━━━━━ Source text ━━━━━
And then the body walks into the life-drawing room, and you can see what I mean.

The session

Sunday 12 April, Arcadia, Pretoria. Carl Jeppe’s life-drawing group. Eli posing. Sketchbook on an easel, upright. A gravity-feed fountain pen, which is a tool that does not obey you the way a pencil does (ink flows with angle and dwell, so pressure is a conversation rather than an instruction). And for the tonal pages: matt graphite, integrated with fine charcoal powder blends and blurs — the drawing is, quite literally, carbon.

I was trying to work the spreads as spreads as well as individual pages (the gutter authored, not incidental). What came out is a run of spreads with an arc you can read in the marks themselves.

Reading the session across its valences

Contour (the skin valence)

linearBody: Gestures
linearBody: Gestures

The session’s opening. Four figures from three-minute poses, laid down in fountain-pen line across the spread, no shading. The body met as outline, weight implied mostly by gesture. Some figures resolve their own silhouettes, some of others they touch, overlap. The gutter runs through the middle of the crowd, and the crowd is seemingly untroubled by it, or is it uncrowded by it? (I think the latter mostly)

The skin valence is dominant here: containment, the bounded line, a body held apart from another body by the simple fact of its outline. And yet the line does not always manage to hold; pen-strokes wander into neighbours, and that is part of the record too.

Inscription (the marked-surface valence)

linearBody: Portrait and Marked Hand
linearBody: Portrait and Marked Hand

Later, a spread where the dialogue is already inside the picture. Left page: Eli in portrait register, bare-shouldered, hair wrapped in cloth. Matt graphite, tonal, patient. Right page: Eli’s tattooed hand cupped over a knee, the floral ink rendered on the paper in turquoise coloured-pencil (her colour).

Mass (sovereignty as weight)

linearBody: Back
linearBody: Back

Then a quieter page. A single figure, turned away. The looking-away figure revisits the session’s tool-contrast: fountain-pen pigment ink brushing against the ubiquity of graphite’s luring. The shoulder-marks (a name, a date, the same script as another spread) are ink; the surrounding mass is graphite and carbon, laid down in patient layers.

The gutter made visible (penultimate)

linearBody: Vortex and Hand
linearBody: Vortex and Hand

Left page: Eli back-turned, a hair-clip holding a cascading vortex of her hair, matt graphite contour hatching over fine charcoal powder blends — the charcoal laying in the mass, the graphite hatching reading across it. Shoulder blades and back built through the two layers talking to each other.

Right page: a zoom-in on a hand holding a knee, mostly blended pencil work now — an almost darkroom aspiration toward subtle tonality — the arm sweeping in from the top-right and ending near the gutter. One spread, two techniques. The gutter is also where a hatched surface meets a blended one.

And quieter, across the fold: the right outer edge of the back-figure on the left page also reads as the left (implicit) edge of the figure that unfurls from the right of the span. Waist on the left becomes the framing of elbow on the right.

The crop decision is what does the rest. The right-page composition chooses to stop near the spine: the arm’s vector almost touches the gutter. Faint ghost-marks sit in the upper-left, traces of a drawing that did not fully happen, left in. The binding itself becomes visible — the physical spine of the sketchbook, its texture of fallibility (creases, wear, the hand of the book).

Oh, and then it becomes the spine. Her spine, and not.

Portrait (the last page of the day)

linearBody: Portrait (the last drawing)
linearBody: Portrait (the last drawing)

And then the terminal page. A countenance. The face sustains the weight just of the page.

The proportions have deviated (“you could go skiing down that nose,” she observed, graciously), and the observation is correct. And yet the tonal volumes persisted. Both obtain on the same page without negating each other, as they relax into a kind of simplistic naivité.
━━━━━ Excerpted data ━━━━━
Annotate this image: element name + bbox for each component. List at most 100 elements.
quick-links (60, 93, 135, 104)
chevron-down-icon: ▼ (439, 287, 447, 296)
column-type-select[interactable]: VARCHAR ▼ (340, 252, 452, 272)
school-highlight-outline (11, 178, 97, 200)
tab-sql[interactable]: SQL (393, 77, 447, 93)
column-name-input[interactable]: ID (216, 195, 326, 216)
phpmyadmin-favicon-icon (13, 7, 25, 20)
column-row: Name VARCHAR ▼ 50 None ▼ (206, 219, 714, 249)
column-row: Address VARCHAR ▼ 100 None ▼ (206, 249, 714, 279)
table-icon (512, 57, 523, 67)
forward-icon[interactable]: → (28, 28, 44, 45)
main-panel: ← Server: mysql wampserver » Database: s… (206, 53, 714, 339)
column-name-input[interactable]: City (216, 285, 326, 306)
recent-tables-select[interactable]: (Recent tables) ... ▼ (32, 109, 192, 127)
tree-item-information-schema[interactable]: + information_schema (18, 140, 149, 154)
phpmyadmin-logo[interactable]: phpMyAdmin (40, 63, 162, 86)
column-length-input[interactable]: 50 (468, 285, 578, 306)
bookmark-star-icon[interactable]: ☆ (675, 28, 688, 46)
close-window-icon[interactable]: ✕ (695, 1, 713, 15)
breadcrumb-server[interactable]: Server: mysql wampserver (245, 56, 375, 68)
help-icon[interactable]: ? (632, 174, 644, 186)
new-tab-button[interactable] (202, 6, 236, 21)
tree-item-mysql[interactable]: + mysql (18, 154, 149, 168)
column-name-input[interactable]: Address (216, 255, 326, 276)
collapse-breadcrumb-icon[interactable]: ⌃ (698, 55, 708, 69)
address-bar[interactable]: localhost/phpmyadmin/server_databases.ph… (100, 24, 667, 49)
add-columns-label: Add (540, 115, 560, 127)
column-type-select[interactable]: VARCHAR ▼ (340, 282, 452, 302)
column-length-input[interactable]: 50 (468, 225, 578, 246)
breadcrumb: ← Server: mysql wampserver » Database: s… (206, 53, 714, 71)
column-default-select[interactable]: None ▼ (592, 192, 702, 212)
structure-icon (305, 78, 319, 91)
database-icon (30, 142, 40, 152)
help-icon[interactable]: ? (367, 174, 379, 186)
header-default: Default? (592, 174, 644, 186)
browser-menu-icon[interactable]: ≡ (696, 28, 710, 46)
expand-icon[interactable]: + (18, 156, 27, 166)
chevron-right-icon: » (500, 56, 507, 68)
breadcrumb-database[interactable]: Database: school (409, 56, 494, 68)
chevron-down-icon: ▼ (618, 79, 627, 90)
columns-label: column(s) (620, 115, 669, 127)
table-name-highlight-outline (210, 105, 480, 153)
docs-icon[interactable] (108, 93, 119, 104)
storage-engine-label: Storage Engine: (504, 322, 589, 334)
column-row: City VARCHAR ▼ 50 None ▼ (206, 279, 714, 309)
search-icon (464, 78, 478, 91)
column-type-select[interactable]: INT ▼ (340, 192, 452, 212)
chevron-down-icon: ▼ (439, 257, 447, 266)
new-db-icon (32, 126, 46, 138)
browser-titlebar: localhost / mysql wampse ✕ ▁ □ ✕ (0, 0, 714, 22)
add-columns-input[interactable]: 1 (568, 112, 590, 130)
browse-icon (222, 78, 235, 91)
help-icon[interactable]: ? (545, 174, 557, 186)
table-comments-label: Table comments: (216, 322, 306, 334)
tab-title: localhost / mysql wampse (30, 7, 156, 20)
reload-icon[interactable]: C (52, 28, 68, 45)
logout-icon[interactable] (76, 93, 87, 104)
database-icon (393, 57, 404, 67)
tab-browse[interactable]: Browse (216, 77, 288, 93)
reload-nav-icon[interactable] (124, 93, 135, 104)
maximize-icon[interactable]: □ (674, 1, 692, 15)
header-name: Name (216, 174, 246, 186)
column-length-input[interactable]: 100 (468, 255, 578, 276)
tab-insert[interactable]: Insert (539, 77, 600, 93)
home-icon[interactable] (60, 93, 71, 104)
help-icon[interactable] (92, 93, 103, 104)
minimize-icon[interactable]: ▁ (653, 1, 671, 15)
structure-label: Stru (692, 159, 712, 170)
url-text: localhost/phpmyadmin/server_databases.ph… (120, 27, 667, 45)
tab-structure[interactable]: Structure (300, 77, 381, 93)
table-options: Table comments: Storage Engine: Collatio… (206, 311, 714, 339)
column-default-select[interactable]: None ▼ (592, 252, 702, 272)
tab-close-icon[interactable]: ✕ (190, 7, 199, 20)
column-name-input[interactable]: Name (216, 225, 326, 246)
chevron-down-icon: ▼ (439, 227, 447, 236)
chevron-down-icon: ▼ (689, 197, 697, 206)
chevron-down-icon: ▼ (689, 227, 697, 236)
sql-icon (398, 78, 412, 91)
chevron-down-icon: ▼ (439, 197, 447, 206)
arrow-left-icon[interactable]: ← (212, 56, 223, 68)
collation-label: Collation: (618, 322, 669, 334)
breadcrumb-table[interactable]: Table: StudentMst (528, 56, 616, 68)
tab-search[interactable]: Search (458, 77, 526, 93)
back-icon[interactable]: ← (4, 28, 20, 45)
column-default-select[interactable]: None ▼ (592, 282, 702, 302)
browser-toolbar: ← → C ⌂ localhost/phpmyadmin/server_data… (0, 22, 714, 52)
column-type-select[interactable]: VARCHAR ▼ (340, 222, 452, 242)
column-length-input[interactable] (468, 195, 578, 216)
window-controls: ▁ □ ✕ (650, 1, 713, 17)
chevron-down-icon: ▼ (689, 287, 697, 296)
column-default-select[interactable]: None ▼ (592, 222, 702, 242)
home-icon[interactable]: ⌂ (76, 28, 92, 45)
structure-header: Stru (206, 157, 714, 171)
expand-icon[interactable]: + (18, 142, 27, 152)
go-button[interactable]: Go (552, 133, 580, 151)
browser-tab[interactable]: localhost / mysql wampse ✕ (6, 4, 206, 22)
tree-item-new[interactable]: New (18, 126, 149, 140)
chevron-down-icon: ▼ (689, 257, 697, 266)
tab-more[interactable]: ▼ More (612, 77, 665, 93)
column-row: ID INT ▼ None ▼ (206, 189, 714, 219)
━━━━━
## Tasks to complete
A: List every distinct drawing title in the life-drawing session text that begins with "linearBody:", counting each title once.
B: Quote the stretch of the life-drawing session text from "The crop decision" through "of the book).".

## Activity answers
A:
- linearBody: Gestures
- linearBody: Portrait and Marked Hand
- linearBody: Back
- linearBody: Vortex and Hand
- linearBody: Portrait (the last drawing)

B:
The crop decision is what does the rest. The right-page composition chooses to stop near the spine: the arm’s vector almost touches the gutter. Faint ghost-marks sit in the upper-left, traces of a drawing that did not fully happen, left in. The binding itself becomes visible — the physical spine of the sketchbook, its texture of fallibility (creases, wear, the hand of the book).